[start]

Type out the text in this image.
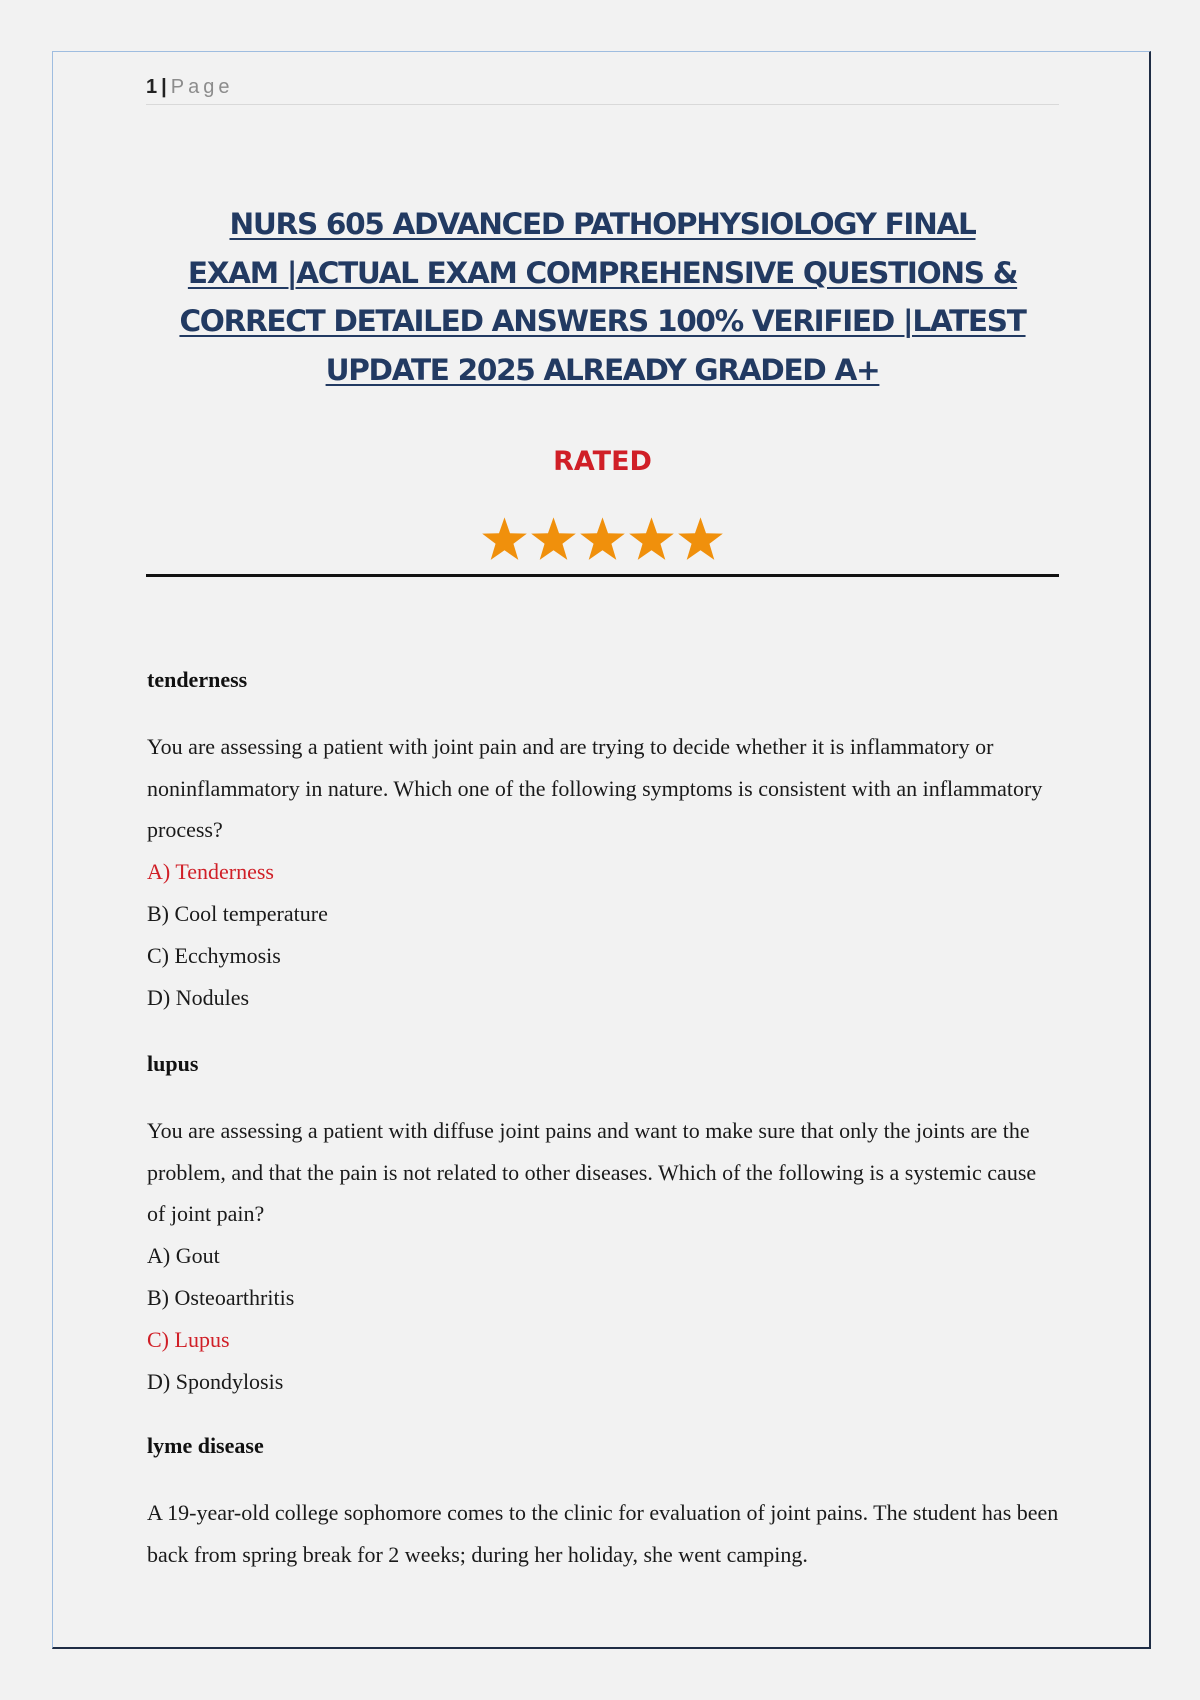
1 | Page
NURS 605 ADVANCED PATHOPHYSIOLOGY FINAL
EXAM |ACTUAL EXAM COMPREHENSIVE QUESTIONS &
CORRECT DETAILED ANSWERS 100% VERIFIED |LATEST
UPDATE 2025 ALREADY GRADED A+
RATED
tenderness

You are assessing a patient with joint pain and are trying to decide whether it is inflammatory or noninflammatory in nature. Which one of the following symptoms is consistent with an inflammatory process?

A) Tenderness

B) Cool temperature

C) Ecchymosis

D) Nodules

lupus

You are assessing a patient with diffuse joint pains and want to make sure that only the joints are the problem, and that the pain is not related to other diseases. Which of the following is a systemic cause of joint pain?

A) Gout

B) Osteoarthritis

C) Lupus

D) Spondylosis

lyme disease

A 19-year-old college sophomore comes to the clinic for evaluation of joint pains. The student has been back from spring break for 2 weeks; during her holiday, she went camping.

[end]
[start]

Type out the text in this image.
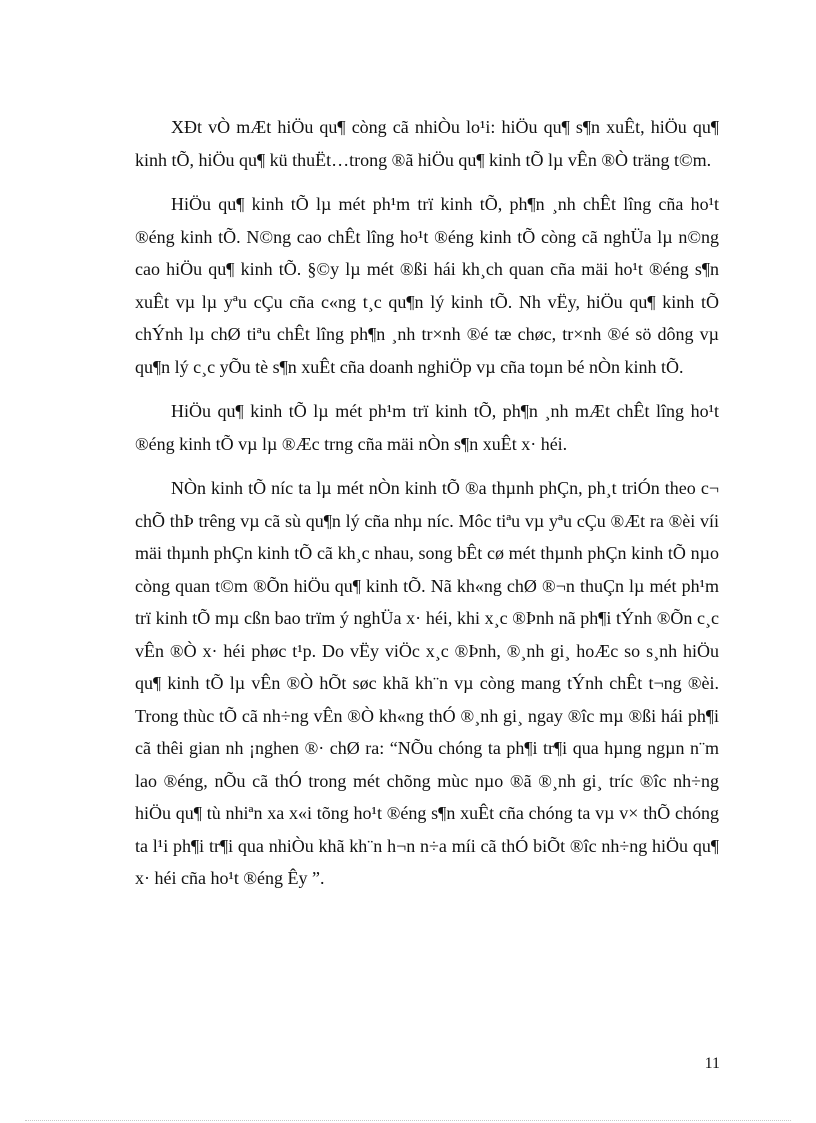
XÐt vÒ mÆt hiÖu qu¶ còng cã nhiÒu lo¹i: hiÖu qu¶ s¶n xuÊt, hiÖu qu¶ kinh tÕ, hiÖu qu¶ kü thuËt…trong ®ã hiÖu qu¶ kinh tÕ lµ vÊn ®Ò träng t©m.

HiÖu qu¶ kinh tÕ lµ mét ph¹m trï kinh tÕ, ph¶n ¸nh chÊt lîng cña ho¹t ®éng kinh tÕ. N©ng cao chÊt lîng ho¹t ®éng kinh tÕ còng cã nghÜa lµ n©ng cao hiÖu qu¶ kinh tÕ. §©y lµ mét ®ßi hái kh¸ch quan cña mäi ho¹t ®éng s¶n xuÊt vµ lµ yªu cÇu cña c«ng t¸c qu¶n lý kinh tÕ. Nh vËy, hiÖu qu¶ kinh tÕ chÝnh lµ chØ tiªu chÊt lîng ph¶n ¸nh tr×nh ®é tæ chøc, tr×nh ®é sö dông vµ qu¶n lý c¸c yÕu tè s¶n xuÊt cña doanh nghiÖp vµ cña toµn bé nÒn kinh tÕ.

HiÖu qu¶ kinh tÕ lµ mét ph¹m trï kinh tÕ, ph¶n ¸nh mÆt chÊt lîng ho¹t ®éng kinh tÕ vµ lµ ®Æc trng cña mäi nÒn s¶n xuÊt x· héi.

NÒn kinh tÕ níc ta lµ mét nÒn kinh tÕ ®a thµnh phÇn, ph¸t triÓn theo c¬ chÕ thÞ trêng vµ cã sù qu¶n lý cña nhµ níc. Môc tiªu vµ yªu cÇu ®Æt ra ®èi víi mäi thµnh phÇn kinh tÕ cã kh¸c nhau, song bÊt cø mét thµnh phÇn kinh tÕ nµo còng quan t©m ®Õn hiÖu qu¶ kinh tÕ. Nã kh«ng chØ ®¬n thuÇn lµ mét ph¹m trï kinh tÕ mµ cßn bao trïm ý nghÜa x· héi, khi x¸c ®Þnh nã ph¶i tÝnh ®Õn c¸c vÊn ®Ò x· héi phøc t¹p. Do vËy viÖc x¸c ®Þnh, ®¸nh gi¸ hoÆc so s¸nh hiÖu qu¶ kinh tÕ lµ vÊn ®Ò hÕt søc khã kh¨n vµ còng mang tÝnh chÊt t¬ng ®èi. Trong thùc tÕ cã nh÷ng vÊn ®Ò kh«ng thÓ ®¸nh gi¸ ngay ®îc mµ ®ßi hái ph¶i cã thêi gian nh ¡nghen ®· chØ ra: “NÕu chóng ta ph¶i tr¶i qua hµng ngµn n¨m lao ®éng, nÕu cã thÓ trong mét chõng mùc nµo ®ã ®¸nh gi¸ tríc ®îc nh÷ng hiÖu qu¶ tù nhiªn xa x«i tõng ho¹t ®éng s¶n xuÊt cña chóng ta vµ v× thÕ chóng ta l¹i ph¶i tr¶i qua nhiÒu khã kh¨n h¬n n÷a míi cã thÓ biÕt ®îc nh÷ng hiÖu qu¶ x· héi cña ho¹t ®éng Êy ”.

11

[end]

(Instructions to follow): Read through the data and copy every line where "assessing" shows up.

(Worked solution):
You are assessing a patient with joint pain and are trying to decide whether it is inflammatory or noninflammatory in nature. Which one of the following symptoms is consistent with an inflammatory process?
You are assessing a patient with diffuse joint pains and want to make sure that only the joints are the problem, and that the pain is not related to other diseases. Which of the following is a systemic cause of joint pain?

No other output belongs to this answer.